- _STATED GOAL_:
Locate every line in the material below that has the word "document". Copy each of those lines.
** Begin DATA ROWS **
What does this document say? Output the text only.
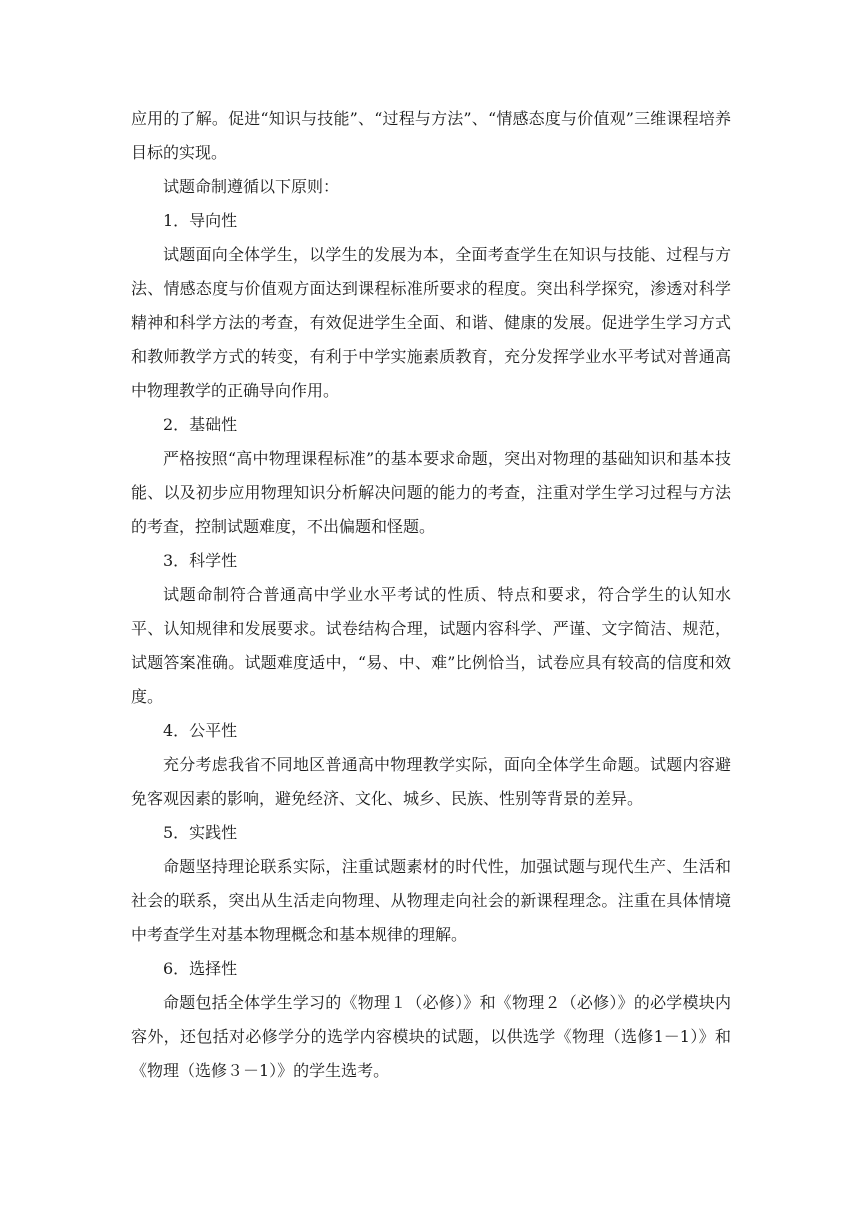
应用的了解。促进“知识与技能”、“过程与方法”、“情感态度与价值观”三维课程培养目标的实现。

试题命制遵循以下原则：

1．导向性

试题面向全体学生，以学生的发展为本，全面考查学生在知识与技能、过程与方法、情感态度与价值观方面达到课程标准所要求的程度。突出科学探究，渗透对科学精神和科学方法的考查，有效促进学生全面、和谐、健康的发展。促进学生学习方式和教师教学方式的转变，有利于中学实施素质教育，充分发挥学业水平考试对普通高中物理教学的正确导向作用。

2．基础性

严格按照“高中物理课程标准”的基本要求命题，突出对物理的基础知识和基本技能、以及初步应用物理知识分析解决问题的能力的考查，注重对学生学习过程与方法的考查，控制试题难度，不出偏题和怪题。

3．科学性

试题命制符合普通高中学业水平考试的性质、特点和要求，符合学生的认知水平、认知规律和发展要求。试卷结构合理，试题内容科学、严谨、文字简洁、规范，试题答案准确。试题难度适中，“易、中、难”比例恰当，试卷应具有较高的信度和效度。

4．公平性

充分考虑我省不同地区普通高中物理教学实际，面向全体学生命题。试题内容避免客观因素的影响，避免经济、文化、城乡、民族、性别等背景的差异。

5．实践性

命题坚持理论联系实际，注重试题素材的时代性，加强试题与现代生产、生活和社会的联系，突出从生活走向物理、从物理走向社会的新课程理念。注重在具体情境中考查学生对基本物理概念和基本规律的理解。

6．选择性

命题包括全体学生学习的《物理１（必修）》和《物理２（必修）》的必学模块内容外，还包括对必修学分的选学内容模块的试题，以供选学《物理（选修1－1）》和《物理（选修３－1）》的学生选考。
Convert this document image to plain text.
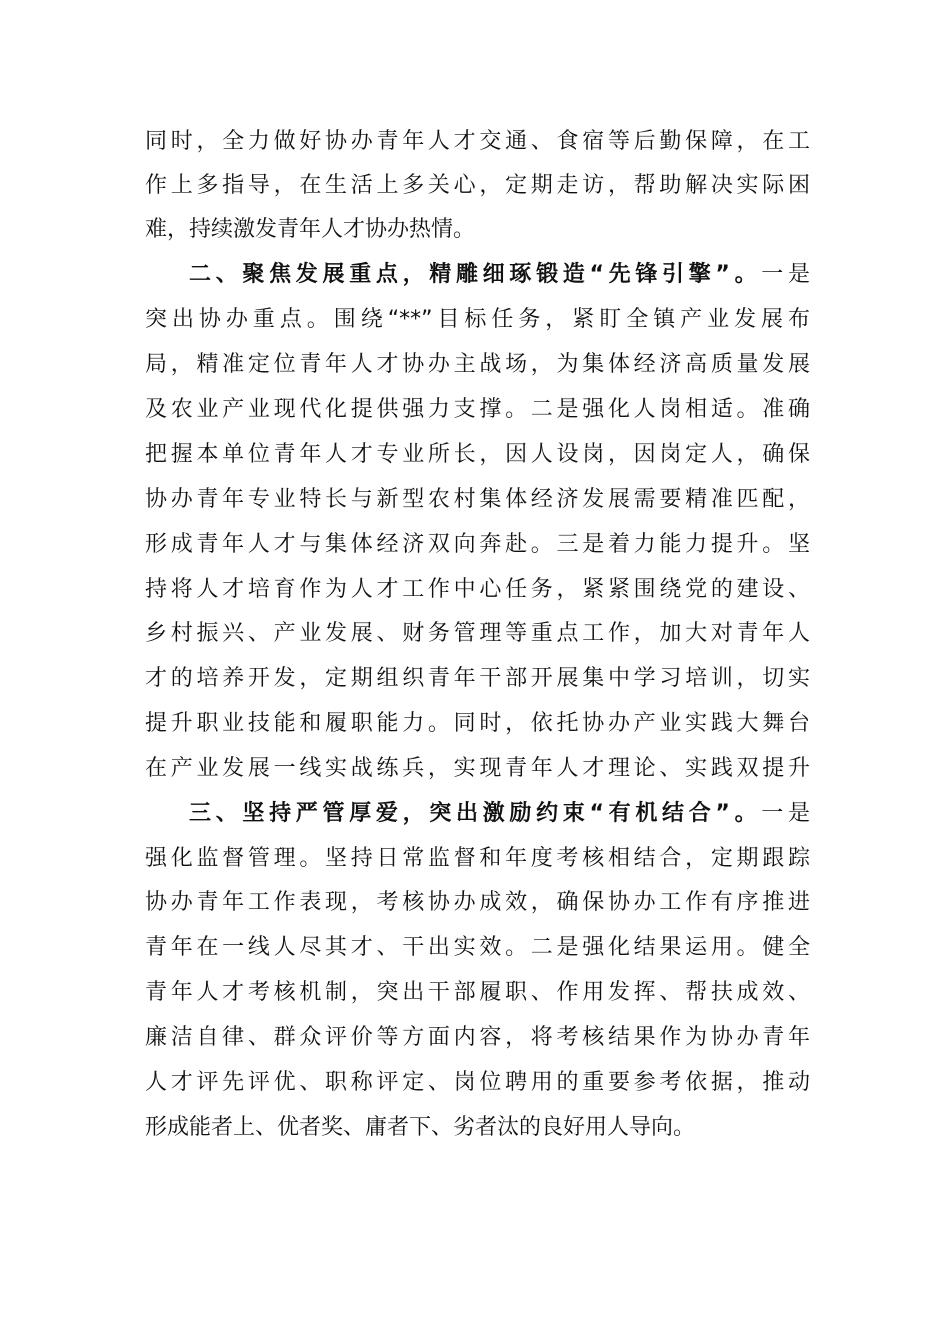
同时，全力做好协办青年人才交通、食宿等后勤保障，在工
作上多指导，在生活上多关心，定期走访，帮助解决实际困
难，持续激发青年人才协办热情。
二、聚焦发展重点，精雕细琢锻造“先锋引擎”。一是
突出协办重点。围绕“**”目标任务，紧盯全镇产业发展布
局，精准定位青年人才协办主战场，为集体经济高质量发展
及农业产业现代化提供强力支撑。二是强化人岗相适。准确
把握本单位青年人才专业所长，因人设岗，因岗定人，确保
协办青年专业特长与新型农村集体经济发展需要精准匹配，
形成青年人才与集体经济双向奔赴。三是着力能力提升。坚
持将人才培育作为人才工作中心任务，紧紧围绕党的建设、
乡村振兴、产业发展、财务管理等重点工作，加大对青年人
才的培养开发，定期组织青年干部开展集中学习培训，切实
提升职业技能和履职能力。同时，依托协办产业实践大舞台
在产业发展一线实战练兵，实现青年人才理论、实践双提升
三、坚持严管厚爱，突出激励约束“有机结合”。一是
强化监督管理。坚持日常监督和年度考核相结合，定期跟踪
协办青年工作表现，考核协办成效，确保协办工作有序推进
青年在一线人尽其才、干出实效。二是强化结果运用。健全
青年人才考核机制，突出干部履职、作用发挥、帮扶成效、
廉洁自律、群众评价等方面内容，将考核结果作为协办青年
人才评先评优、职称评定、岗位聘用的重要参考依据，推动
形成能者上、优者奖、庸者下、劣者汰的良好用人导向。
** End DATA ROWS **
- _RESULT OF THIS EXERCISE_:
What does this document say? Output the text only.
Convert this document image to plain text.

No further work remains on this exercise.